▸ **Input data**:
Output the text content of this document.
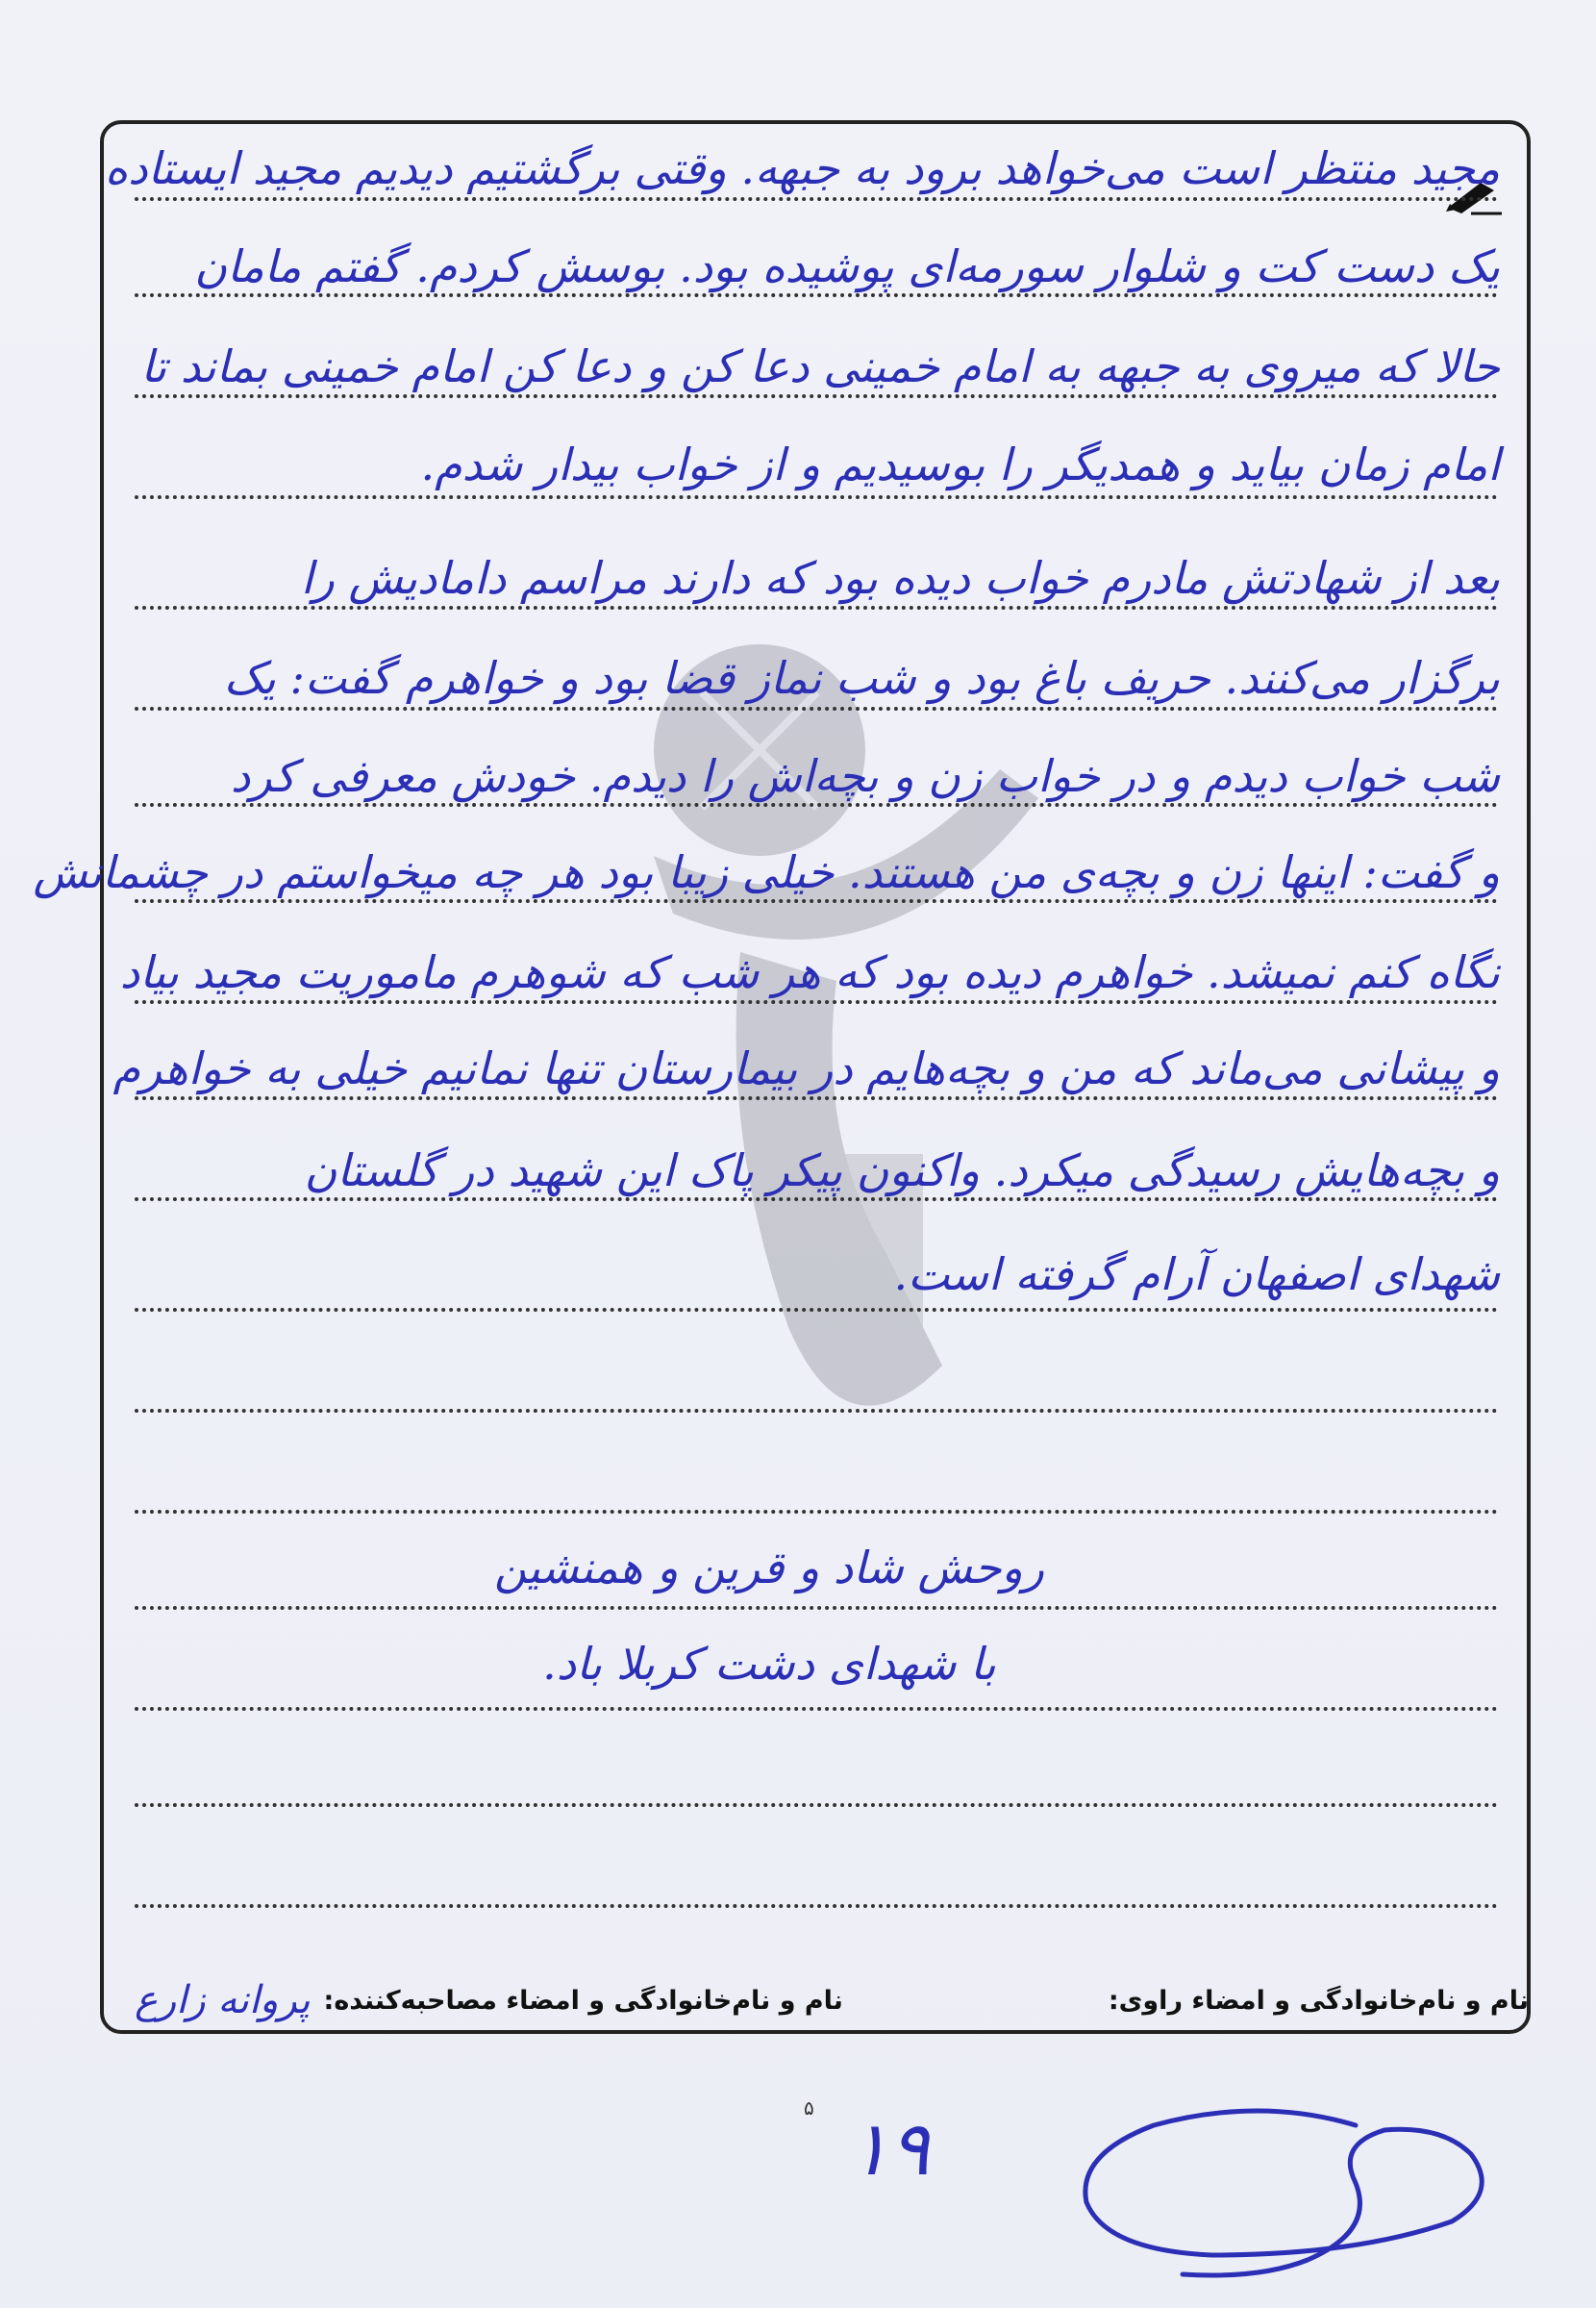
مجید منتظر است می‌خواهد برود به جبهه. وقتی برگشتیم دیدیم مجید ایستاده
یک دست کت و شلوار سورمه‌ای پوشیده بود. بوسش کردم. گفتم مامان
حالا که میروی به جبهه به امام خمینی دعا کن و دعا کن امام خمینی بماند تا
امام زمان بیاید و همدیگر را بوسیدیم و از خواب بیدار شدم.
بعد از شهادتش مادرم خواب دیده بود که دارند مراسم دامادیش را
برگزار می‌کنند. حریف باغ بود و شب نماز قضا بود و خواهرم گفت: یک
شب خواب دیدم و در خواب زن و بچه‌اش را دیدم. خودش معرفی کرد
و گفت: اینها زن و بچه‌ی من هستند. خیلی زیبا بود هر چه میخواستم در چشمانش
نگاه کنم نمیشد. خواهرم دیده بود که هر شب که شوهرم ماموریت مجید بیاد
و پیشانی می‌ماند که من و بچه‌هایم در بیمارستان تنها نمانیم خیلی به خواهرم
و بچه‌هایش رسیدگی میکرد. واکنون پیکر پاک این شهید در گلستان
شهدای اصفهان آرام گرفته است.
روحش شاد و قرین و همنشین
با شهدای دشت کربلا باد.
نام و نام‌خانوادگی و امضاء راوی:
نام و نام‌خانوادگی و امضاء مصاحبه‌کننده:
پروانه زارع
۵ ۱۹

▸ **Required task**: Nothing in the entries should change as you copy them, except that the pictures are left out.

▸ **Solution**:
Output the text content of this document.
مجید منتظر است می‌خواهد برود به جبهه. وقتی برگشتیم دیدیم مجید ایستاده
یک دست کت و شلوار سورمه‌ای پوشیده بود. بوسش کردم. گفتم مامان
حالا که میروی به جبهه به امام خمینی دعا کن و دعا کن امام خمینی بماند تا
امام زمان بیاید و همدیگر را بوسیدیم و از خواب بیدار شدم.
بعد از شهادتش مادرم خواب دیده بود که دارند مراسم دامادیش را
برگزار می‌کنند. حریف باغ بود و شب نماز قضا بود و خواهرم گفت: یک
شب خواب دیدم و در خواب زن و بچه‌اش را دیدم. خودش معرفی کرد
و گفت: اینها زن و بچه‌ی من هستند. خیلی زیبا بود هر چه میخواستم در چشمانش
نگاه کنم نمیشد. خواهرم دیده بود که هر شب که شوهرم ماموریت مجید بیاد
و پیشانی می‌ماند که من و بچه‌هایم در بیمارستان تنها نمانیم خیلی به خواهرم
و بچه‌هایش رسیدگی میکرد. واکنون پیکر پاک این شهید در گلستان
شهدای اصفهان آرام گرفته است.
روحش شاد و قرین و همنشین
با شهدای دشت کربلا باد.
نام و نام‌خانوادگی و امضاء راوی:
نام و نام‌خانوادگی و امضاء مصاحبه‌کننده:
پروانه زارع
۵ ۱۹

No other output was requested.